• [Exercise objective] Return all of the entries word for word, but omit the pictures they contain.

(Saved data entries)
○ ○ ○
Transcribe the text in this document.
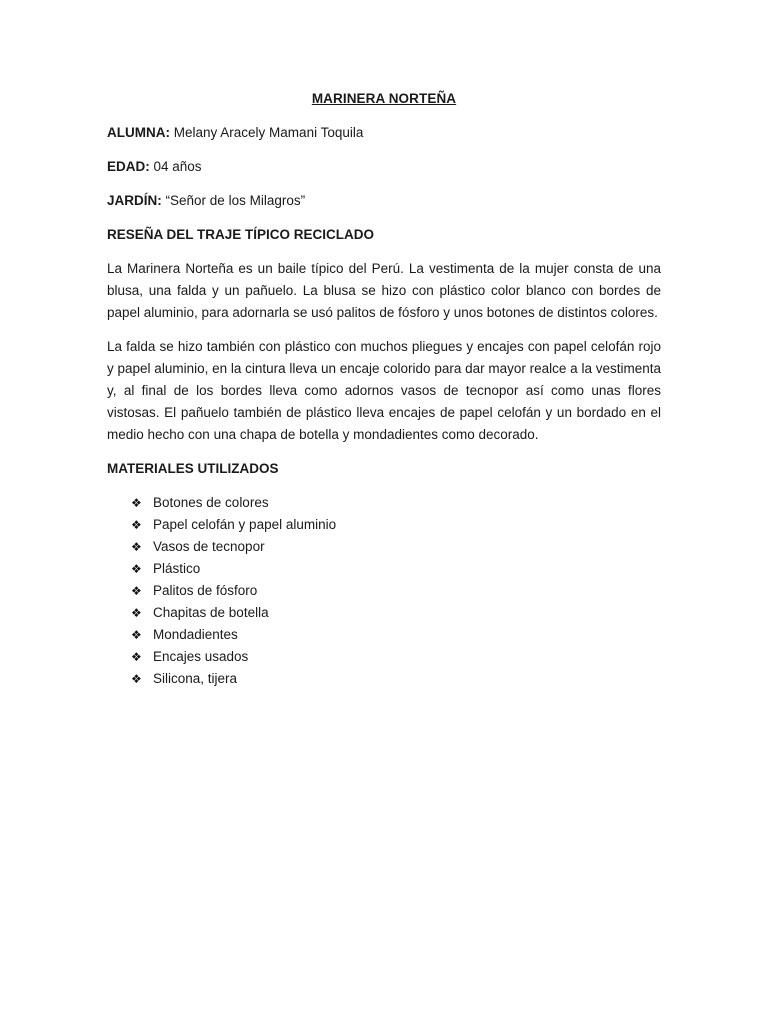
MARINERA NORTEÑA
ALUMNA: Melany Aracely Mamani Toquila
EDAD: 04 años
JARDÍN: “Señor de los Milagros”
RESEÑA DEL TRAJE TÍPICO RECICLADO

La Marinera Norteña es un baile típico del Perú. La vestimenta de la mujer consta de una blusa, una falda y un pañuelo. La blusa se hizo con plástico color blanco con bordes de papel aluminio, para adornarla se usó palitos de fósforo y unos botones de distintos colores.

La falda se hizo también con plástico con muchos pliegues y encajes con papel celofán rojo y papel aluminio, en la cintura lleva un encaje colorido para dar mayor realce a la vestimenta y, al final de los bordes lleva como adornos vasos de tecnopor así como unas flores vistosas. El pañuelo también de plástico lleva encajes de papel celofán y un bordado en el medio hecho con una chapa de botella y mondadientes como decorado.

MATERIALES UTILIZADOS
❖ Botones de colores
❖ Papel celofán y papel aluminio
❖ Vasos de tecnopor
❖ Plástico
❖ Palitos de fósforo
❖ Chapitas de botella
❖ Mondadientes
❖ Encajes usados
❖ Silicona, tijera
○ ○ ○
• [Solution to this task]
Transcribe the text in this document.
MARINERA NORTEÑA
ALUMNA: Melany Aracely Mamani Toquila
EDAD: 04 años
JARDÍN: “Señor de los Milagros”
RESEÑA DEL TRAJE TÍPICO RECICLADO

La Marinera Norteña es un baile típico del Perú. La vestimenta de la mujer consta de una blusa, una falda y un pañuelo. La blusa se hizo con plástico color blanco con bordes de papel aluminio, para adornarla se usó palitos de fósforo y unos botones de distintos colores.

La falda se hizo también con plástico con muchos pliegues y encajes con papel celofán rojo y papel aluminio, en la cintura lleva un encaje colorido para dar mayor realce a la vestimenta y, al final de los bordes lleva como adornos vasos de tecnopor así como unas flores vistosas. El pañuelo también de plástico lleva encajes de papel celofán y un bordado en el medio hecho con una chapa de botella y mondadientes como decorado.

MATERIALES UTILIZADOS
❖ Botones de colores
❖ Papel celofán y papel aluminio
❖ Vasos de tecnopor
❖ Plástico
❖ Palitos de fósforo
❖ Chapitas de botella
❖ Mondadientes
❖ Encajes usados
❖ Silicona, tijera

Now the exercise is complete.